=== Short problem ===
Filter the lines below, copying only those with the string "Павлович".

Collection entries:
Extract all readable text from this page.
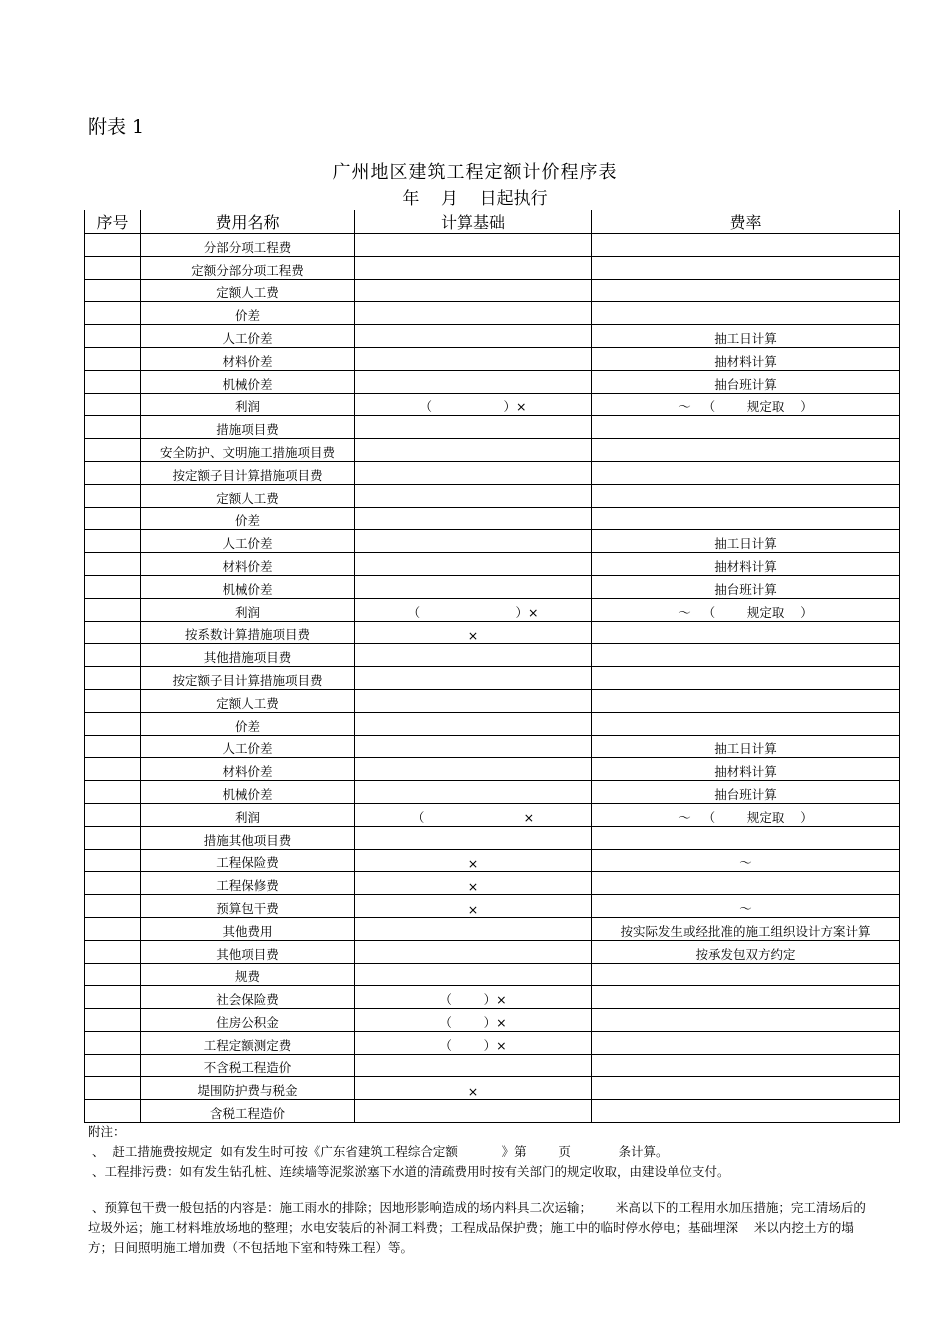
附表 1
广州地区建筑工程定额计价程序表
年    月    日起执行
序号	费用名称	计算基础	费率
	分部分项工程费		
	定额分部分项工程费		
	定额人工费		
	价差		
	人工价差		抽工日计算
	材料价差		抽材料计算
	机械价差		抽台班计算
	利润	（                  ）×	～   （        规定取    ）
	措施项目费		
	安全防护、文明施工措施项目费		
	按定额子目计算措施项目费		
	定额人工费		
	价差		
	人工价差		抽工日计算
	材料价差		抽材料计算
	机械价差		抽台班计算
	利润	（                        ）×	～   （        规定取    ）
	按系数计算措施项目费	×	
	其他措施项目费		
	按定额子目计算措施项目费		
	定额人工费		
	价差		
	人工价差		抽工日计算
	材料价差		抽材料计算
	机械价差		抽台班计算
	利润	（                         ×	～   （        规定取    ）
	措施其他项目费		
	工程保险费	×	～
	工程保修费	×	
	预算包干费	×	～
	其他费用		按实际发生或经批准的施工组织设计方案计算
	其他项目费		按承发包双方约定
	规费		
	社会保险费	（        ）×	
	住房公积金	（        ）×	
	工程定额测定费	（        ）×	
	不含税工程造价		
	堤围防护费与税金	×	
	含税工程造价		
附注：
、  赶工措施费按规定  如有发生时可按《广东省建筑工程综合定额           》第        页            条计算。
、工程排污费：如有发生钻孔桩、连续墙等泥浆淤塞下水道的清疏费用时按有关部门的规定收取，由建设单位支付。
、预算包干费一般包括的内容是：施工雨水的排除；因地形影响造成的场内料具二次运输；      米高以下的工程用水加压措施；完工清场后的垃圾外运；施工材料堆放场地的整理；水电安装后的补洞工料费；工程成品保护费；施工中的临时停水停电；基础埋深    米以内挖土方的塌方；日间照明施工增加费（不包括地下室和特殊工程）等。
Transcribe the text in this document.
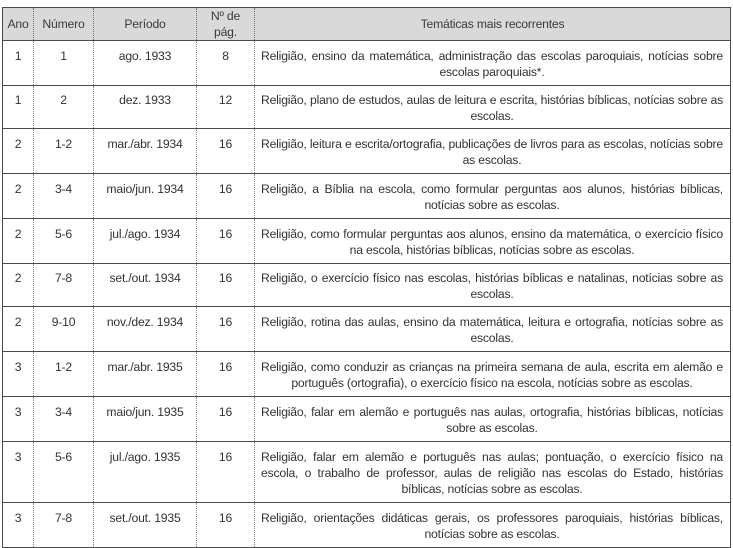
Ano	Número	Período	Nº de pág.	Temáticas mais recorrentes
1	1	ago. 1933	8	Religião, ensino da matemática, administração das escolas paroquiais, notícias sobre escolas paroquiais*.
1	2	dez. 1933	12	Religião, plano de estudos, aulas de leitura e escrita, histórias bíblicas, notícias sobre as escolas.
2	1-2	mar./abr. 1934	16	Religião, leitura e escrita/ortografia, publicações de livros para as escolas, notícias sobre as escolas.
2	3-4	maio/jun. 1934	16	Religião, a Bíblia na escola, como formular perguntas aos alunos, histórias bíblicas, notícias sobre as escolas.
2	5-6	jul./ago. 1934	16	Religião, como formular perguntas aos alunos, ensino da matemática, o exercício físico na escola, histórias bíblicas, notícias sobre as escolas.
2	7-8	set./out. 1934	16	Religião, o exercício físico nas escolas, histórias bíblicas e natalinas, notícias sobre as escolas.
2	9-10	nov./dez. 1934	16	Religião, rotina das aulas, ensino da matemática, leitura e ortografia, notícias sobre as escolas.
3	1-2	mar./abr. 1935	16	Religião, como conduzir as crianças na primeira semana de aula, escrita em alemão e português (ortografia), o exercício físico na escola, notícias sobre as escolas.
3	3-4	maio/jun. 1935	16	Religião, falar em alemão e português nas aulas, ortografia, histórias bíblicas, notícias sobre as escolas.
3	5-6	jul./ago. 1935	16	Religião, falar em alemão e português nas aulas; pontuação, o exercício físico na escola, o trabalho de professor, aulas de religião nas escolas do Estado, histórias bíblicas, notícias sobre as escolas.
3	7-8	set./out. 1935	16	Religião, orientações didáticas gerais, os professores paroquiais, histórias bíblicas, notícias sobre as escolas.
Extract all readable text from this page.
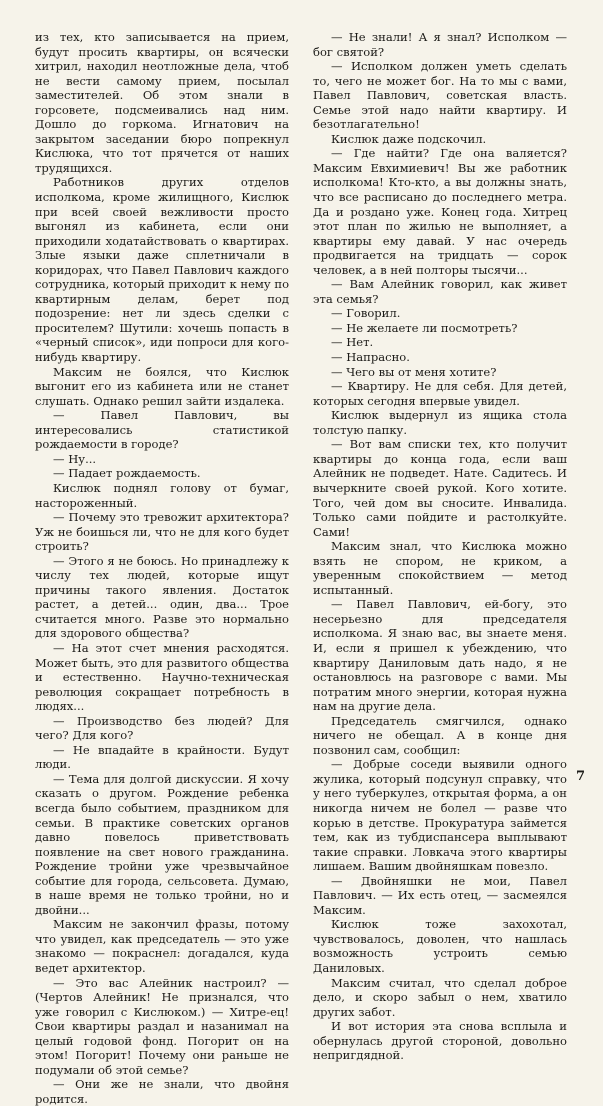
из тех, кто записывается на прием, будут просить квартиры, он всячески хитрил, находил неотложные дела, чтоб не вести самому прием, посылал заместителей. Об этом знали в горсовете, подсмеивались над ним. Дошло до горкома. Игнатович на закрытом заседании бюро попрекнул Кислюка, что тот прячется от наших трудящихся.

Работников других отделов исполкома, кроме жилищного, Кислюк при всей своей вежливости просто выгонял из кабинета, если они приходили ходатайствовать о квартирах. Злые языки даже сплетничали в коридорах, что Павел Павлович каждого сотрудника, который приходит к нему по квартирным делам, берет под подозрение: нет ли здесь сделки с просителем? Шутили: хочешь попасть в «черный список», иди попроси для кого-нибудь квартиру.

Максим не боялся, что Кислюк выгонит его из кабинета или не станет слушать. Однако решил зайти издалека.

— Павел Павлович, вы интересовались статистикой рождаемости в городе?

— Ну...

— Падает рождаемость.

Кислюк поднял голову от бумаг, настороженный.

— Почему это тревожит архитектора? Уж не боишься ли, что не для кого будет строить?

— Этого я не боюсь. Но принадлежу к числу тех людей, которые ищут причины такого явления. Достаток растет, а детей... один, два... Трое считается много. Разве это нормально для здорового общества?

— На этот счет мнения расходятся. Может быть, это для развитого общества и естественно. Научно-техническая революция сокращает потребность в людях...

— Производство без людей? Для чего? Для кого?

— Не впадайте в крайности. Будут люди.

— Тема для долгой дискуссии. Я хочу сказать о другом. Рождение ребенка всегда было событием, праздником для семьи. В практике советских органов давно повелось приветствовать появление на свет нового гражданина. Рождение тройни уже чрезвычайное событие для города, сельсовета. Думаю, в наше время не только тройни, но и двойни...

Максим не закончил фразы, потому что увидел, как председатель — это уже знакомо — покраснел: догадался, куда ведет архитектор.

— Это вас Алейник настроил? — (Чертов Алейник! Не признался, что уже говорил с Кислюком.) — Хитре-ец! Свои квартиры раздал и назанимал на целый годовой фонд. Погорит он на этом! Погорит! Почему они раньше не подумали об этой семье?

— Они же не знали, что двойня родится.

— Не знали! А я знал? Исполком — бог святой?

— Исполком должен уметь сделать то, чего не может бог. На то мы с вами, Павел Павлович, советская власть. Семье этой надо найти квартиру. И безотлагательно!

Кислюк даже подскочил.

— Где найти? Где она валяется? Максим Евхимиевич! Вы же работник исполкома! Кто-кто, а вы должны знать, что все расписано до последнего метра. Да и роздано уже. Конец года. Хитрец этот план по жилью не выполняет, а квартиры ему давай. У нас очередь продвигается на тридцать — сорок человек, а в ней полторы тысячи...

— Вам Алейник говорил, как живет эта семья?

— Говорил.

— Не желаете ли посмотреть?

— Нет.

— Напрасно.

— Чего вы от меня хотите?

— Квартиру. Не для себя. Для детей, которых сегодня впервые увидел.

Кислюк выдернул из ящика стола толстую папку.

— Вот вам списки тех, кто получит квартиры до конца года, если ваш Алейник не подведет. Нате. Садитесь. И вычеркните своей рукой. Кого хотите. Того, чей дом вы сносите. Инвалида. Только сами пойдите и растолкуйте. Сами!

Максим знал, что Кислюка можно взять не спором, не криком, а уверенным спокойствием — метод испытанный.

— Павел Павлович, ей-богу, это несерьезно для председателя исполкома. Я знаю вас, вы знаете меня. И, если я пришел к убеждению, что квартиру Даниловым дать надо, я не остановлюсь на разговоре с вами. Мы потратим много энергии, которая нужна нам на другие дела.

Председатель смягчился, однако ничего не обещал. А в конце дня позвонил сам, сообщил:

— Добрые соседи выявили одного жулика, который подсунул справку, что у него туберкулез, открытая форма, а он никогда ничем не болел — разве что корью в детстве. Прокуратура займется тем, как из тубдиспансера выплывают такие справки. Ловкача этого квартиры лишаем. Вашим двойняшкам повезло.

— Двойняшки не мои, Павел Павлович. — Их есть отец, — засмеялся Максим.

Кислюк тоже захохотал, чувствовалось, доволен, что нашлась возможность устроить семью Даниловых.

Максим считал, что сделал доброе дело, и скоро забыл о нем, хватило других забот.

И вот история эта снова всплыла и обернулась другой стороной, довольно непригдядной.

7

=== Exercise answer ===
Работников других отделов исполкома, кроме жилищного, Кислюк при всей своей вежливости просто выгонял из кабинета, если они приходили ходатайствовать о квартирах. Злые языки даже сплетничали в коридорах, что Павел Павлович каждого сотрудника, который приходит к нему по квартирным делам, берет под подозрение: нет ли здесь сделки с просителем? Шутили: хочешь попасть в «черный список», иди попроси для кого-нибудь квартиру.
— Павел Павлович, вы интересовались статистикой рождаемости в городе?
— Исполком должен уметь сделать то, чего не может бог. На то мы с вами, Павел Павлович, советская власть. Семье этой надо найти квартиру. И безотлагательно!
— Павел Павлович, ей-богу, это несерьезно для председателя исполкома. Я знаю вас, вы знаете меня. И, если я пришел к убеждению, что квартиру Даниловым дать надо, я не остановлюсь на разговоре с вами. Мы потратим много энергии, которая нужна нам на другие дела.
— Двойняшки не мои, Павел Павлович. — Их есть отец, — засмеялся Максим.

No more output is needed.